Given instruction:
How many lines in these records hold the string "Discount"? State only that number.

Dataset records

▼▼▼

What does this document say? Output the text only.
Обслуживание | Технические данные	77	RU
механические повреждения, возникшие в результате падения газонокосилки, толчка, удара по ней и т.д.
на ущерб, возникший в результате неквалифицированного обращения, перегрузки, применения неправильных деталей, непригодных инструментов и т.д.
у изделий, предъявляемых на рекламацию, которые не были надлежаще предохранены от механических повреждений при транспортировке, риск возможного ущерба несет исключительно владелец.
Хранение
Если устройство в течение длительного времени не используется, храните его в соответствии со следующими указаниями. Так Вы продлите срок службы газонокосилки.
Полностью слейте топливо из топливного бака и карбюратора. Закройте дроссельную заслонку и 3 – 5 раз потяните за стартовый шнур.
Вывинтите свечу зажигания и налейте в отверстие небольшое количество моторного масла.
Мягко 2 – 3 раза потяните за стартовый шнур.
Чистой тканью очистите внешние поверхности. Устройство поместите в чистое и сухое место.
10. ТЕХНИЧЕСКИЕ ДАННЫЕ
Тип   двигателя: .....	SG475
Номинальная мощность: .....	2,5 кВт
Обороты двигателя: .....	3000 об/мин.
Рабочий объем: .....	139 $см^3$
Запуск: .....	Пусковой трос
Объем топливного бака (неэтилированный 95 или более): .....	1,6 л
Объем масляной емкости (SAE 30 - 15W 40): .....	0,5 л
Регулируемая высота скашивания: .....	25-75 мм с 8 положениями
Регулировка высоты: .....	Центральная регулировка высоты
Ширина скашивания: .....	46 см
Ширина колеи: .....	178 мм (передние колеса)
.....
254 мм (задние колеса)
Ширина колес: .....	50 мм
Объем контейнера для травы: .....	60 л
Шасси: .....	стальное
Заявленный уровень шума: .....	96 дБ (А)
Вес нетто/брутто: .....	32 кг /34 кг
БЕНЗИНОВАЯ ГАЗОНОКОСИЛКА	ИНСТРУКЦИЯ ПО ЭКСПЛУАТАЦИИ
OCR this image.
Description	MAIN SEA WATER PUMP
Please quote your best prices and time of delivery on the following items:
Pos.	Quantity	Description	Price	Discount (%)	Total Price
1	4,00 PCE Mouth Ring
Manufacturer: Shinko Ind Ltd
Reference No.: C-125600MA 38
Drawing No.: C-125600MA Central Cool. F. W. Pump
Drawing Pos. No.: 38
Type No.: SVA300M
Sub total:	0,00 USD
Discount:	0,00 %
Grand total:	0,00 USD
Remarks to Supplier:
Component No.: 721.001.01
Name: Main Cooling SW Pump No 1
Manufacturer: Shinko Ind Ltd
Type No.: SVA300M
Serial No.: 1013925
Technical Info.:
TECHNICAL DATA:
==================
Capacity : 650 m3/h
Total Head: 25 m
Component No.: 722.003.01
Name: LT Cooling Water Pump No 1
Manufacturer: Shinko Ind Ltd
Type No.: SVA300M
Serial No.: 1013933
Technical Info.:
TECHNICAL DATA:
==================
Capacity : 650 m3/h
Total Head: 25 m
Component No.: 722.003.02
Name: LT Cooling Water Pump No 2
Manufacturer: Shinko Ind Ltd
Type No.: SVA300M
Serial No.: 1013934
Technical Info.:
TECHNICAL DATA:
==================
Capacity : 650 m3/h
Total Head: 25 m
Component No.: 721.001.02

▲▲▲

Output:
2